(Stored data)
<<<<

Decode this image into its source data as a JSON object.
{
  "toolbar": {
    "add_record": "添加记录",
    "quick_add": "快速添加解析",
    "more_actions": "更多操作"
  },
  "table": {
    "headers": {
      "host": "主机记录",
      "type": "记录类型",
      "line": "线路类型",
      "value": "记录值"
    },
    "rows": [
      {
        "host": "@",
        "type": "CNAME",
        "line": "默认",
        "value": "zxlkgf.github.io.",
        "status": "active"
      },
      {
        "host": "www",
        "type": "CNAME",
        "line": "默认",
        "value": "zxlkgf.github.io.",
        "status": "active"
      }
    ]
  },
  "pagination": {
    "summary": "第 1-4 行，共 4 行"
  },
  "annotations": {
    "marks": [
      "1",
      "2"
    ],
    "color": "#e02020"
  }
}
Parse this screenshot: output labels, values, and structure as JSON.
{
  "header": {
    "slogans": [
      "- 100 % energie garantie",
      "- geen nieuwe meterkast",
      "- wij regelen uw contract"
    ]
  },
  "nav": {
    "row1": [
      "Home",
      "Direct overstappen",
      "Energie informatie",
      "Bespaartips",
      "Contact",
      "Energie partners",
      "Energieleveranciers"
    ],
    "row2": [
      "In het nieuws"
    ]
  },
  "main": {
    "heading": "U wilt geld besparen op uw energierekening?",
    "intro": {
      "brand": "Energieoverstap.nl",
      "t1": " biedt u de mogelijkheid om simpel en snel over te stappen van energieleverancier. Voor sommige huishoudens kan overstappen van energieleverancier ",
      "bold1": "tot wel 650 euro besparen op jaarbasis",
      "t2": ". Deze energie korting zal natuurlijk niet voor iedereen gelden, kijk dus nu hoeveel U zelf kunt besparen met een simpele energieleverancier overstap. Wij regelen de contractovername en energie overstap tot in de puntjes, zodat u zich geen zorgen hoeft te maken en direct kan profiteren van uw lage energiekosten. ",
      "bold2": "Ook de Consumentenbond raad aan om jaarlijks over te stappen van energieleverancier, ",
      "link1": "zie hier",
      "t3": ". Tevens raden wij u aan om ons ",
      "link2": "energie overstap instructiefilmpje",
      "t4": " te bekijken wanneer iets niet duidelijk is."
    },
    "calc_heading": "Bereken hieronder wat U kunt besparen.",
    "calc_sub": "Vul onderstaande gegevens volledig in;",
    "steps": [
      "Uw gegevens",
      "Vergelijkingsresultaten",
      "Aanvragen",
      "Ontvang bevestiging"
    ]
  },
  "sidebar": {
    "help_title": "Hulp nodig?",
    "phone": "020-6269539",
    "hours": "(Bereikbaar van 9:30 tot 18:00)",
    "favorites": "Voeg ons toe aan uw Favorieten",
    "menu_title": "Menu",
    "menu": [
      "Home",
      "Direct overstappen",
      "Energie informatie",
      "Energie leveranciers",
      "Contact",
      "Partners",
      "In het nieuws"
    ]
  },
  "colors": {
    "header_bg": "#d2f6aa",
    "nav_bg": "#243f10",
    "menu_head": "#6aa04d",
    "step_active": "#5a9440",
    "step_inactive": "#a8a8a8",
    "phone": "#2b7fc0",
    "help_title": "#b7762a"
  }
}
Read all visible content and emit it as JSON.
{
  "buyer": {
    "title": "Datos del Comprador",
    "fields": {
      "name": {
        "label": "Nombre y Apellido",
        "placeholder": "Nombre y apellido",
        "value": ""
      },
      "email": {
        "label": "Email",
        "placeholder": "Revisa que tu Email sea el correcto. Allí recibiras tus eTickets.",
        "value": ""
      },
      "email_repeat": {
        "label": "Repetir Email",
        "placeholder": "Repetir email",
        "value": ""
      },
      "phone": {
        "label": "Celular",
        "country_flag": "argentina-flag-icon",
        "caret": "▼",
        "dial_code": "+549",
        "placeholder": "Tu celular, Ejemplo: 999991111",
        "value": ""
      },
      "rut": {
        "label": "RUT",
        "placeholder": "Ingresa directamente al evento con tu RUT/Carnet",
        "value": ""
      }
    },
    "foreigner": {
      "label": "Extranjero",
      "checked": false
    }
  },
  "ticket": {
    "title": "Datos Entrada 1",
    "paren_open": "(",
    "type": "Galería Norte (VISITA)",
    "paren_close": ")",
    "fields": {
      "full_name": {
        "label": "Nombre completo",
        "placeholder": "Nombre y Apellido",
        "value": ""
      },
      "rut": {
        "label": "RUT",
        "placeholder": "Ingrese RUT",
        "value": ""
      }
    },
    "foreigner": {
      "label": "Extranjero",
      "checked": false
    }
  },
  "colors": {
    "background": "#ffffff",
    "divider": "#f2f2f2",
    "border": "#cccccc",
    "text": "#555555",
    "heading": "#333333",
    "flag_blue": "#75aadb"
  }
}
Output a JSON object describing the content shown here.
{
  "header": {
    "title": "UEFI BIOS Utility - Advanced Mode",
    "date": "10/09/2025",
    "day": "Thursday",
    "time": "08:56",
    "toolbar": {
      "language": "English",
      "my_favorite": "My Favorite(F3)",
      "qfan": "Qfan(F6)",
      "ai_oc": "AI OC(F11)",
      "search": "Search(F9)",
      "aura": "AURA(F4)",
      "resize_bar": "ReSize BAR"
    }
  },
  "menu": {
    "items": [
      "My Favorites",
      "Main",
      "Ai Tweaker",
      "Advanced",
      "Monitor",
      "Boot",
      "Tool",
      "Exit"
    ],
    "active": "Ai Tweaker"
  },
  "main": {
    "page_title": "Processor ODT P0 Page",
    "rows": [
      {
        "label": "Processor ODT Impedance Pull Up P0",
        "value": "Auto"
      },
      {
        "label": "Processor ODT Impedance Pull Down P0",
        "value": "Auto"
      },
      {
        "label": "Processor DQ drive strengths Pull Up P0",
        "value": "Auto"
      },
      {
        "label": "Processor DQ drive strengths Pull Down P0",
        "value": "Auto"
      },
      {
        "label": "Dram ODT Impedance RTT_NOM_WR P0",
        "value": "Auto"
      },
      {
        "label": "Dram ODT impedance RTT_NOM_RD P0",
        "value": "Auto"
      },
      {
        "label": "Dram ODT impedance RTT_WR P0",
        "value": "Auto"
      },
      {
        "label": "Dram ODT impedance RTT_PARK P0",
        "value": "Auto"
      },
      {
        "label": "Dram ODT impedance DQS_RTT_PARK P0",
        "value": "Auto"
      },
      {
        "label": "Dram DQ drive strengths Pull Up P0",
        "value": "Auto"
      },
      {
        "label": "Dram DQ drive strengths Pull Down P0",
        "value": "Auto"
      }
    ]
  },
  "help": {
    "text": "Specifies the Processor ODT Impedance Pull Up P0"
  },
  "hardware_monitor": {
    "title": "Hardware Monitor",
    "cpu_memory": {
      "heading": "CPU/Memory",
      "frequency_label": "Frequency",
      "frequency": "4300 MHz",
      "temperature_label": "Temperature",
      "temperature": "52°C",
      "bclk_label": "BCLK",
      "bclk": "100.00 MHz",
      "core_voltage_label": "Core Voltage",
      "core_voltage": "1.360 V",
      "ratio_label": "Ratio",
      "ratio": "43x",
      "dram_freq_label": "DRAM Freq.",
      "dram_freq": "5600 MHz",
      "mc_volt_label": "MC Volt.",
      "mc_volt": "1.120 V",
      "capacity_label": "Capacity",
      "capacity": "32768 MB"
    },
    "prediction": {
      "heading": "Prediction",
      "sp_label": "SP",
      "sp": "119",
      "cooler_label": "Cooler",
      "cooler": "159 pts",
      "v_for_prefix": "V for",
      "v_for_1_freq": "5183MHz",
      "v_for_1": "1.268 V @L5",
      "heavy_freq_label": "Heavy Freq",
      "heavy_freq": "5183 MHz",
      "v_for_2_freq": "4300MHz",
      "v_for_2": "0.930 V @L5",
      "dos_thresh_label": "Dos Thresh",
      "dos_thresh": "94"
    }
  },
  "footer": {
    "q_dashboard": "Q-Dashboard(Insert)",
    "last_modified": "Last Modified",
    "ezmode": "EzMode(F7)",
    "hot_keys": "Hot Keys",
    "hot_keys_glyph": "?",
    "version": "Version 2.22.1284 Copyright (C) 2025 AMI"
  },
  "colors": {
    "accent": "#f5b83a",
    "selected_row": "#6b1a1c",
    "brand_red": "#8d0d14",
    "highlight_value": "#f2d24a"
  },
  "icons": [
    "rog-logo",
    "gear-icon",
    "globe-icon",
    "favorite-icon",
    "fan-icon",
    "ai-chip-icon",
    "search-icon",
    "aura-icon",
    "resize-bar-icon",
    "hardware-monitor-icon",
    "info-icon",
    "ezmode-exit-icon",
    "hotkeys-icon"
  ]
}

>>>>

--- Required work ---
Copy every line above that holds the word "Processor".

--- Written answer ---
    "page_title": "Processor ODT P0 Page",
        "label": "Processor ODT Impedance Pull Up P0",
        "label": "Processor ODT Impedance Pull Down P0",
        "label": "Processor DQ drive strengths Pull Up P0",
        "label": "Processor DQ drive strengths Pull Down P0",
    "text": "Specifies the Processor ODT Impedance Pull Up P0"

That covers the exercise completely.